* _Challenge_: Return the whole listing, keeping every character the same.
[START]
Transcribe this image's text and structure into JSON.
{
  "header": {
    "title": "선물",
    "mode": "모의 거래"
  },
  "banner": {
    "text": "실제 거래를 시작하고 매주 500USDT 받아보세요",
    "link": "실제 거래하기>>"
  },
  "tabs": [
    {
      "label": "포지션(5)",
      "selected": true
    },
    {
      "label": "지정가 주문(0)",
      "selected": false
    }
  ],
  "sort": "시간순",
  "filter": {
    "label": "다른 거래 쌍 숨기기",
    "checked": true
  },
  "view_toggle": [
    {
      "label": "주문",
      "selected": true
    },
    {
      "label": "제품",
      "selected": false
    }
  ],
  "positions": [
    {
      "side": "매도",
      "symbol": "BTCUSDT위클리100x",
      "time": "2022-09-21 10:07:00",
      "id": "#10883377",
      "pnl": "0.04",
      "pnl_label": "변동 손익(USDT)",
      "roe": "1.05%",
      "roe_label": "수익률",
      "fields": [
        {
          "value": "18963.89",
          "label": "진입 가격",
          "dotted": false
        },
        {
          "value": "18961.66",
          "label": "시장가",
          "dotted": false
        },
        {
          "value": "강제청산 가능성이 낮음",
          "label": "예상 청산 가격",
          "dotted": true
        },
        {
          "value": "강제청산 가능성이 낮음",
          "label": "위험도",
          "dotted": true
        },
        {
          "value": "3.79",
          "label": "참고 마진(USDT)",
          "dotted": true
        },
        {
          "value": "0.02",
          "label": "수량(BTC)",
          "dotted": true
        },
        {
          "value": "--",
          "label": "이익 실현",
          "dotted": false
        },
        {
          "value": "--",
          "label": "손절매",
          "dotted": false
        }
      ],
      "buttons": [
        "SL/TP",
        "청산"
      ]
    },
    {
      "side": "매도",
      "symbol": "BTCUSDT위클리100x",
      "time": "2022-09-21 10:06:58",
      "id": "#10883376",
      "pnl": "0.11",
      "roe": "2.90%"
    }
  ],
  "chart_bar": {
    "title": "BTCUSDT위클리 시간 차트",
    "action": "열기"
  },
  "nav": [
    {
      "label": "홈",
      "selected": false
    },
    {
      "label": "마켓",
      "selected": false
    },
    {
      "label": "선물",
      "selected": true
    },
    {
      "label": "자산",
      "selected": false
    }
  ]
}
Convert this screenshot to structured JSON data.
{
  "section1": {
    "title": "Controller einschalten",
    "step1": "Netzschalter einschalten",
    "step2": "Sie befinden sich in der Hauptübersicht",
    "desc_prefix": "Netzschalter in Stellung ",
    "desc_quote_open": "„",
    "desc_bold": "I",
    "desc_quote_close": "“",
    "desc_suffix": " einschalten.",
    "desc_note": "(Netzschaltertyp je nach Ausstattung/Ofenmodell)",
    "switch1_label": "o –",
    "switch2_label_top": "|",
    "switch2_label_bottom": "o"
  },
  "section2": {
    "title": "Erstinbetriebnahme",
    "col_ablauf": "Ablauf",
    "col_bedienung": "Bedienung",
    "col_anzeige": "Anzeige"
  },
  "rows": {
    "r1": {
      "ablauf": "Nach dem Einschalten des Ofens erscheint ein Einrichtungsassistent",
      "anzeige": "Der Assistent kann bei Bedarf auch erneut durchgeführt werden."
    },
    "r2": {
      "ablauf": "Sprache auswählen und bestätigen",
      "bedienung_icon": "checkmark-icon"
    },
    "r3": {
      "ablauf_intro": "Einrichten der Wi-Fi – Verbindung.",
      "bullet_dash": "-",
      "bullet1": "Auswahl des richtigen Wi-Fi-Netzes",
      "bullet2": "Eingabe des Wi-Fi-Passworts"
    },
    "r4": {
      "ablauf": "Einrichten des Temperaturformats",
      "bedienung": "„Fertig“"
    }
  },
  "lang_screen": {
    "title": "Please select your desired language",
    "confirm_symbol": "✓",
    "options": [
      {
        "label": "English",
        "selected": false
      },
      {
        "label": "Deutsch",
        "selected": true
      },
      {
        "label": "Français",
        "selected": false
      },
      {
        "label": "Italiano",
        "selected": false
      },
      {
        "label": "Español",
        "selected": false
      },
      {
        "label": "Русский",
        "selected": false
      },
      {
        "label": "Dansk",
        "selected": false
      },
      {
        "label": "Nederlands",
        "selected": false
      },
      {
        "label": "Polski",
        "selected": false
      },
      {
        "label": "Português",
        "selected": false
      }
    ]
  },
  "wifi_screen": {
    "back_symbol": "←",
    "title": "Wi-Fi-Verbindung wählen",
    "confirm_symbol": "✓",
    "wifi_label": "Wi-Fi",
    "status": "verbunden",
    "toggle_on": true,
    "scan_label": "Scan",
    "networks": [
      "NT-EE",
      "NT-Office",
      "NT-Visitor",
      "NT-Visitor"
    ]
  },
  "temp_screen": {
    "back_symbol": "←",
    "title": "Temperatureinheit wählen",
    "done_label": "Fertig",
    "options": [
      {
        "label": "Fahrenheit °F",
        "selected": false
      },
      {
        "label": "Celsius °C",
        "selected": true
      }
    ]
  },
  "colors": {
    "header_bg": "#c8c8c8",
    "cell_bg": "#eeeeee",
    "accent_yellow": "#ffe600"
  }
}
[END]
* _Task result_:
Transcribe this image's text and structure into JSON.
{
  "header": {
    "title": "선물",
    "mode": "모의 거래"
  },
  "banner": {
    "text": "실제 거래를 시작하고 매주 500USDT 받아보세요",
    "link": "실제 거래하기>>"
  },
  "tabs": [
    {
      "label": "포지션(5)",
      "selected": true
    },
    {
      "label": "지정가 주문(0)",
      "selected": false
    }
  ],
  "sort": "시간순",
  "filter": {
    "label": "다른 거래 쌍 숨기기",
    "checked": true
  },
  "view_toggle": [
    {
      "label": "주문",
      "selected": true
    },
    {
      "label": "제품",
      "selected": false
    }
  ],
  "positions": [
    {
      "side": "매도",
      "symbol": "BTCUSDT위클리100x",
      "time": "2022-09-21 10:07:00",
      "id": "#10883377",
      "pnl": "0.04",
      "pnl_label": "변동 손익(USDT)",
      "roe": "1.05%",
      "roe_label": "수익률",
      "fields": [
        {
          "value": "18963.89",
          "label": "진입 가격",
          "dotted": false
        },
        {
          "value": "18961.66",
          "label": "시장가",
          "dotted": false
        },
        {
          "value": "강제청산 가능성이 낮음",
          "label": "예상 청산 가격",
          "dotted": true
        },
        {
          "value": "강제청산 가능성이 낮음",
          "label": "위험도",
          "dotted": true
        },
        {
          "value": "3.79",
          "label": "참고 마진(USDT)",
          "dotted": true
        },
        {
          "value": "0.02",
          "label": "수량(BTC)",
          "dotted": true
        },
        {
          "value": "--",
          "label": "이익 실현",
          "dotted": false
        },
        {
          "value": "--",
          "label": "손절매",
          "dotted": false
        }
      ],
      "buttons": [
        "SL/TP",
        "청산"
      ]
    },
    {
      "side": "매도",
      "symbol": "BTCUSDT위클리100x",
      "time": "2022-09-21 10:06:58",
      "id": "#10883376",
      "pnl": "0.11",
      "roe": "2.90%"
    }
  ],
  "chart_bar": {
    "title": "BTCUSDT위클리 시간 차트",
    "action": "열기"
  },
  "nav": [
    {
      "label": "홈",
      "selected": false
    },
    {
      "label": "마켓",
      "selected": false
    },
    {
      "label": "선물",
      "selected": true
    },
    {
      "label": "자산",
      "selected": false
    }
  ]
}
Convert this screenshot to structured JSON data.
{
  "section1": {
    "title": "Controller einschalten",
    "step1": "Netzschalter einschalten",
    "step2": "Sie befinden sich in der Hauptübersicht",
    "desc_prefix": "Netzschalter in Stellung ",
    "desc_quote_open": "„",
    "desc_bold": "I",
    "desc_quote_close": "“",
    "desc_suffix": " einschalten.",
    "desc_note": "(Netzschaltertyp je nach Ausstattung/Ofenmodell)",
    "switch1_label": "o –",
    "switch2_label_top": "|",
    "switch2_label_bottom": "o"
  },
  "section2": {
    "title": "Erstinbetriebnahme",
    "col_ablauf": "Ablauf",
    "col_bedienung": "Bedienung",
    "col_anzeige": "Anzeige"
  },
  "rows": {
    "r1": {
      "ablauf": "Nach dem Einschalten des Ofens erscheint ein Einrichtungsassistent",
      "anzeige": "Der Assistent kann bei Bedarf auch erneut durchgeführt werden."
    },
    "r2": {
      "ablauf": "Sprache auswählen und bestätigen",
      "bedienung_icon": "checkmark-icon"
    },
    "r3": {
      "ablauf_intro": "Einrichten der Wi-Fi – Verbindung.",
      "bullet_dash": "-",
      "bullet1": "Auswahl des richtigen Wi-Fi-Netzes",
      "bullet2": "Eingabe des Wi-Fi-Passworts"
    },
    "r4": {
      "ablauf": "Einrichten des Temperaturformats",
      "bedienung": "„Fertig“"
    }
  },
  "lang_screen": {
    "title": "Please select your desired language",
    "confirm_symbol": "✓",
    "options": [
      {
        "label": "English",
        "selected": false
      },
      {
        "label": "Deutsch",
        "selected": true
      },
      {
        "label": "Français",
        "selected": false
      },
      {
        "label": "Italiano",
        "selected": false
      },
      {
        "label": "Español",
        "selected": false
      },
      {
        "label": "Русский",
        "selected": false
      },
      {
        "label": "Dansk",
        "selected": false
      },
      {
        "label": "Nederlands",
        "selected": false
      },
      {
        "label": "Polski",
        "selected": false
      },
      {
        "label": "Português",
        "selected": false
      }
    ]
  },
  "wifi_screen": {
    "back_symbol": "←",
    "title": "Wi-Fi-Verbindung wählen",
    "confirm_symbol": "✓",
    "wifi_label": "Wi-Fi",
    "status": "verbunden",
    "toggle_on": true,
    "scan_label": "Scan",
    "networks": [
      "NT-EE",
      "NT-Office",
      "NT-Visitor",
      "NT-Visitor"
    ]
  },
  "temp_screen": {
    "back_symbol": "←",
    "title": "Temperatureinheit wählen",
    "done_label": "Fertig",
    "options": [
      {
        "label": "Fahrenheit °F",
        "selected": false
      },
      {
        "label": "Celsius °C",
        "selected": true
      }
    ]
  },
  "colors": {
    "header_bg": "#c8c8c8",
    "cell_bg": "#eeeeee",
    "accent_yellow": "#ffe600"
  }
}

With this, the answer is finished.